▶ **Exercise**
Report every line in the listing below where the string "文化財保護法" shows up.

[Items from a dataset]
★ ★ ★
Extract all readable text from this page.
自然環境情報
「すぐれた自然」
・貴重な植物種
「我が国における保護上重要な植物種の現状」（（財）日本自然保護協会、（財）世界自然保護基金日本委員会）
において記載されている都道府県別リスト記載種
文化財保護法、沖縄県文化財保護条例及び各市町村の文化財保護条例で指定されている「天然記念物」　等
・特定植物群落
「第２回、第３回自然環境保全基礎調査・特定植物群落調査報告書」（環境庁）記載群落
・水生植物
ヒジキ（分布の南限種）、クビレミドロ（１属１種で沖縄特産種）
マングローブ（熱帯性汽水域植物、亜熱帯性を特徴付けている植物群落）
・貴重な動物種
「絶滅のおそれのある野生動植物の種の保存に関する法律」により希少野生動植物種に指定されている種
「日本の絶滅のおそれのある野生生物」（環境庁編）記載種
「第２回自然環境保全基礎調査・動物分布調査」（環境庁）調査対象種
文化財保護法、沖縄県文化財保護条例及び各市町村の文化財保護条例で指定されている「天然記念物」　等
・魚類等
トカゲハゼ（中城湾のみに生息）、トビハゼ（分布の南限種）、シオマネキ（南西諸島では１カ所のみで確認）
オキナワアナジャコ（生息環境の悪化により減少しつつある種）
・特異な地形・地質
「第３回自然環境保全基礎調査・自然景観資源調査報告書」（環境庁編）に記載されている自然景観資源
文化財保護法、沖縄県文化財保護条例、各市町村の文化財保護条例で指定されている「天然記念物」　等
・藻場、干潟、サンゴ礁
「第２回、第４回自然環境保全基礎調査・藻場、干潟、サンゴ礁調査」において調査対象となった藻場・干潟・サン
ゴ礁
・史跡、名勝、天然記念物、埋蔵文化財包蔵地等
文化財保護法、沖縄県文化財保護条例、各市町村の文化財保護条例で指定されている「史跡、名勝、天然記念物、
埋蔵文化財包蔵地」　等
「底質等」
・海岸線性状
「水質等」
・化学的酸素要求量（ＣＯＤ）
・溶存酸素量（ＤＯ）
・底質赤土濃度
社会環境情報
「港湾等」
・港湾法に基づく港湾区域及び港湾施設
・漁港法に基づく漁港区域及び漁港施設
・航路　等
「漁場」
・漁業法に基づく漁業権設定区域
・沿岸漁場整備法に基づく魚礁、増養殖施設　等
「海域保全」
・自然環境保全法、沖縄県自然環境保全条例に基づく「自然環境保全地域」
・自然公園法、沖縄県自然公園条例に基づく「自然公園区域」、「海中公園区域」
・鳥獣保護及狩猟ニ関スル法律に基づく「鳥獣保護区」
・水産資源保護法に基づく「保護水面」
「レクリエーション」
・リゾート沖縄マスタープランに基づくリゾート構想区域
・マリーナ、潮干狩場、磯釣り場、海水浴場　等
★ ★ ★
▶ **Response below**
文化財保護法、沖縄県文化財保護条例及び各市町村の文化財保護条例で指定されている「天然記念物」　等
文化財保護法、沖縄県文化財保護条例及び各市町村の文化財保護条例で指定されている「天然記念物」　等
文化財保護法、沖縄県文化財保護条例、各市町村の文化財保護条例で指定されている「天然記念物」　等
文化財保護法、沖縄県文化財保護条例、各市町村の文化財保護条例で指定されている「史跡、名勝、天然記念物、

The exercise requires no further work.